PROVIDED DATA →
----

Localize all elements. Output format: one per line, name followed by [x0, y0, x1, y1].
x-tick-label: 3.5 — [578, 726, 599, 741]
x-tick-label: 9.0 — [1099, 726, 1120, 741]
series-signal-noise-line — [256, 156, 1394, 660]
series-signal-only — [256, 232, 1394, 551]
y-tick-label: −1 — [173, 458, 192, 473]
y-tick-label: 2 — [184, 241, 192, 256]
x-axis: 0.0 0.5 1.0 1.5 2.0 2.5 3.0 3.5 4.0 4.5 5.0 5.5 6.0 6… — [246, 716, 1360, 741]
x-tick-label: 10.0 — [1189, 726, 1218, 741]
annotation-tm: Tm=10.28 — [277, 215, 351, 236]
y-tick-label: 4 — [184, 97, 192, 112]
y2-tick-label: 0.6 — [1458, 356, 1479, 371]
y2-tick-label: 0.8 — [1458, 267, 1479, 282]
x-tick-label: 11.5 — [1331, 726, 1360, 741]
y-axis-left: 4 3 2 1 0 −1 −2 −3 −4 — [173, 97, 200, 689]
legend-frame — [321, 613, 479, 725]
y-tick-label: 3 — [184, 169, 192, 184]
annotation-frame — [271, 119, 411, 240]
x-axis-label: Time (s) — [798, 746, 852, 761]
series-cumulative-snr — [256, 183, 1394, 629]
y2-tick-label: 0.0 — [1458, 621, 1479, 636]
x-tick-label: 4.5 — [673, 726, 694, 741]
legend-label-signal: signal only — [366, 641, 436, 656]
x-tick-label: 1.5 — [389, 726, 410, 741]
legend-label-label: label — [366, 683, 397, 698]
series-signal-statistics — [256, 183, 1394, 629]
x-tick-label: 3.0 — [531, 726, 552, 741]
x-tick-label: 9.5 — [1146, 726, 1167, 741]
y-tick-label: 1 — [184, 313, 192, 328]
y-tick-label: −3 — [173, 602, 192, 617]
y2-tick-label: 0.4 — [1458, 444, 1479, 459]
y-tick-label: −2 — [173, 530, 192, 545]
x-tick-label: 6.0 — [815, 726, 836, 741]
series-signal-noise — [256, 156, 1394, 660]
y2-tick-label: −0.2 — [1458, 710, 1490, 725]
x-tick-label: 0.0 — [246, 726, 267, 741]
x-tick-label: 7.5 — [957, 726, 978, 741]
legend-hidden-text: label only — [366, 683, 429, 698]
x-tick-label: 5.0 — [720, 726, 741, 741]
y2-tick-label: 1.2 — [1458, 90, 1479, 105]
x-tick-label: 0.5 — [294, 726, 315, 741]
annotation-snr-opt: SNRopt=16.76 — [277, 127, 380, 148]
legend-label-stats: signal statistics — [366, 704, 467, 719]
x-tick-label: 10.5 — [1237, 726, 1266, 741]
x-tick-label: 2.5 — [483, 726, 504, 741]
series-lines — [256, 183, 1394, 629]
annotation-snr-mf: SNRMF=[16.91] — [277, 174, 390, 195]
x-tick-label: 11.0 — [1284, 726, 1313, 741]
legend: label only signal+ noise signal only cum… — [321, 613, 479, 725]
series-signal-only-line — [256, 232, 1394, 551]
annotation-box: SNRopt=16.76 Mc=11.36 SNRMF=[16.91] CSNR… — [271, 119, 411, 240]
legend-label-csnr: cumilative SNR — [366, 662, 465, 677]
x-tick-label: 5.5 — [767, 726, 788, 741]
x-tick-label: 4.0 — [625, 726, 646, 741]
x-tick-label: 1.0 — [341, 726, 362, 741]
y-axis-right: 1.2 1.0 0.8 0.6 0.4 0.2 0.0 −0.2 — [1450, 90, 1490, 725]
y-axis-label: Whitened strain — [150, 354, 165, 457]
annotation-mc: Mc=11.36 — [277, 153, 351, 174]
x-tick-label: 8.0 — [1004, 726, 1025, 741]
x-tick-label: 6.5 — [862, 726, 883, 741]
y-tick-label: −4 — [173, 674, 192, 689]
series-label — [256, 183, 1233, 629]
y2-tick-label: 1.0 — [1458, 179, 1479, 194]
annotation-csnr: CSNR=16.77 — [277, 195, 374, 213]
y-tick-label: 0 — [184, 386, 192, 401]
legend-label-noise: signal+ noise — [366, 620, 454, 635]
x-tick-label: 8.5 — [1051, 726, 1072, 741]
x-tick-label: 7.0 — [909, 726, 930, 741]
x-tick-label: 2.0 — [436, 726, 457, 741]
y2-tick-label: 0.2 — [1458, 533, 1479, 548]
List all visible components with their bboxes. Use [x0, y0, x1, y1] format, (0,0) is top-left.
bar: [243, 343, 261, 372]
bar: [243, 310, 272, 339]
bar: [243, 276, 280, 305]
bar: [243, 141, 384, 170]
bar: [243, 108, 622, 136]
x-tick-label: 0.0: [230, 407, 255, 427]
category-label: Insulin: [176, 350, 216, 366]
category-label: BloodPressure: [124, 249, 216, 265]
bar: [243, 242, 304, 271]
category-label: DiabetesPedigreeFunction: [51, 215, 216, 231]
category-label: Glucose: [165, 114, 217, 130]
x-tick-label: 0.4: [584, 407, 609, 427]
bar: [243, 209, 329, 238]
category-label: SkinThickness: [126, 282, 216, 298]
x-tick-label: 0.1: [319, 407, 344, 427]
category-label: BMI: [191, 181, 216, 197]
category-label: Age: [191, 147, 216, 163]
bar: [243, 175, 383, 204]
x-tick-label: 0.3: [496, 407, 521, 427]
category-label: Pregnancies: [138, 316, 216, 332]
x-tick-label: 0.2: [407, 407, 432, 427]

----

PROBLEM REQUIREMENTS →
Could you copy out every one of the items above, line for line and without changing a character?

EXERCISE ANSWER →
Localize all elements. Output format: one per line, name followed by [x0, y0, x1, y1].
x-tick-label: 3.5 — [578, 726, 599, 741]
x-tick-label: 9.0 — [1099, 726, 1120, 741]
series-signal-noise-line — [256, 156, 1394, 660]
series-signal-only — [256, 232, 1394, 551]
y-tick-label: −1 — [173, 458, 192, 473]
y-tick-label: 2 — [184, 241, 192, 256]
x-axis: 0.0 0.5 1.0 1.5 2.0 2.5 3.0 3.5 4.0 4.5 5.0 5.5 6.0 6… — [246, 716, 1360, 741]
x-tick-label: 10.0 — [1189, 726, 1218, 741]
annotation-tm: Tm=10.28 — [277, 215, 351, 236]
y-tick-label: 4 — [184, 97, 192, 112]
y2-tick-label: 0.6 — [1458, 356, 1479, 371]
y2-tick-label: 0.8 — [1458, 267, 1479, 282]
x-tick-label: 11.5 — [1331, 726, 1360, 741]
y-axis-left: 4 3 2 1 0 −1 −2 −3 −4 — [173, 97, 200, 689]
legend-frame — [321, 613, 479, 725]
y-tick-label: 3 — [184, 169, 192, 184]
annotation-frame — [271, 119, 411, 240]
x-axis-label: Time (s) — [798, 746, 852, 761]
series-cumulative-snr — [256, 183, 1394, 629]
y2-tick-label: 0.0 — [1458, 621, 1479, 636]
x-tick-label: 4.5 — [673, 726, 694, 741]
legend-label-signal: signal only — [366, 641, 436, 656]
x-tick-label: 1.5 — [389, 726, 410, 741]
legend-label-label: label — [366, 683, 397, 698]
series-signal-statistics — [256, 183, 1394, 629]
x-tick-label: 3.0 — [531, 726, 552, 741]
x-tick-label: 9.5 — [1146, 726, 1167, 741]
y-tick-label: 1 — [184, 313, 192, 328]
y-tick-label: −3 — [173, 602, 192, 617]
y2-tick-label: 0.4 — [1458, 444, 1479, 459]
y-tick-label: −2 — [173, 530, 192, 545]
x-tick-label: 6.0 — [815, 726, 836, 741]
series-signal-noise — [256, 156, 1394, 660]
y2-tick-label: −0.2 — [1458, 710, 1490, 725]
x-tick-label: 0.0 — [246, 726, 267, 741]
x-tick-label: 7.5 — [957, 726, 978, 741]
legend-hidden-text: label only — [366, 683, 429, 698]
x-tick-label: 5.0 — [720, 726, 741, 741]
y2-tick-label: 1.2 — [1458, 90, 1479, 105]
x-tick-label: 0.5 — [294, 726, 315, 741]
annotation-snr-opt: SNRopt=16.76 — [277, 127, 380, 148]
legend-label-stats: signal statistics — [366, 704, 467, 719]
x-tick-label: 10.5 — [1237, 726, 1266, 741]
x-tick-label: 2.5 — [483, 726, 504, 741]
series-lines — [256, 183, 1394, 629]
annotation-snr-mf: SNRMF=[16.91] — [277, 174, 390, 195]
x-tick-label: 11.0 — [1284, 726, 1313, 741]
legend: label only signal+ noise signal only cum… — [321, 613, 479, 725]
series-signal-only-line — [256, 232, 1394, 551]
annotation-box: SNRopt=16.76 Mc=11.36 SNRMF=[16.91] CSNR… — [271, 119, 411, 240]
legend-label-csnr: cumilative SNR — [366, 662, 465, 677]
x-tick-label: 5.5 — [767, 726, 788, 741]
x-tick-label: 4.0 — [625, 726, 646, 741]
x-tick-label: 1.0 — [341, 726, 362, 741]
y-axis-right: 1.2 1.0 0.8 0.6 0.4 0.2 0.0 −0.2 — [1450, 90, 1490, 725]
y-axis-label: Whitened strain — [150, 354, 165, 457]
annotation-mc: Mc=11.36 — [277, 153, 351, 174]
x-tick-label: 8.0 — [1004, 726, 1025, 741]
x-tick-label: 6.5 — [862, 726, 883, 741]
y-tick-label: −4 — [173, 674, 192, 689]
series-label — [256, 183, 1233, 629]
y2-tick-label: 1.0 — [1458, 179, 1479, 194]
annotation-csnr: CSNR=16.77 — [277, 195, 374, 213]
y-tick-label: 0 — [184, 386, 192, 401]
legend-label-noise: signal+ noise — [366, 620, 454, 635]
x-tick-label: 8.5 — [1051, 726, 1072, 741]
x-tick-label: 7.0 — [909, 726, 930, 741]
x-tick-label: 2.0 — [436, 726, 457, 741]
y2-tick-label: 0.2 — [1458, 533, 1479, 548]
List all visible components with their bboxes. Use [x0, y0, x1, y1] format, (0,0) is top-left.
bar: [243, 343, 261, 372]
bar: [243, 310, 272, 339]
bar: [243, 276, 280, 305]
bar: [243, 141, 384, 170]
bar: [243, 108, 622, 136]
x-tick-label: 0.0: [230, 407, 255, 427]
category-label: Insulin: [176, 350, 216, 366]
category-label: BloodPressure: [124, 249, 216, 265]
bar: [243, 242, 304, 271]
category-label: DiabetesPedigreeFunction: [51, 215, 216, 231]
category-label: Glucose: [165, 114, 217, 130]
x-tick-label: 0.4: [584, 407, 609, 427]
bar: [243, 209, 329, 238]
category-label: SkinThickness: [126, 282, 216, 298]
x-tick-label: 0.1: [319, 407, 344, 427]
category-label: BMI: [191, 181, 216, 197]
category-label: Age: [191, 147, 216, 163]
bar: [243, 175, 383, 204]
x-tick-label: 0.3: [496, 407, 521, 427]
category-label: Pregnancies: [138, 316, 216, 332]
x-tick-label: 0.2: [407, 407, 432, 427]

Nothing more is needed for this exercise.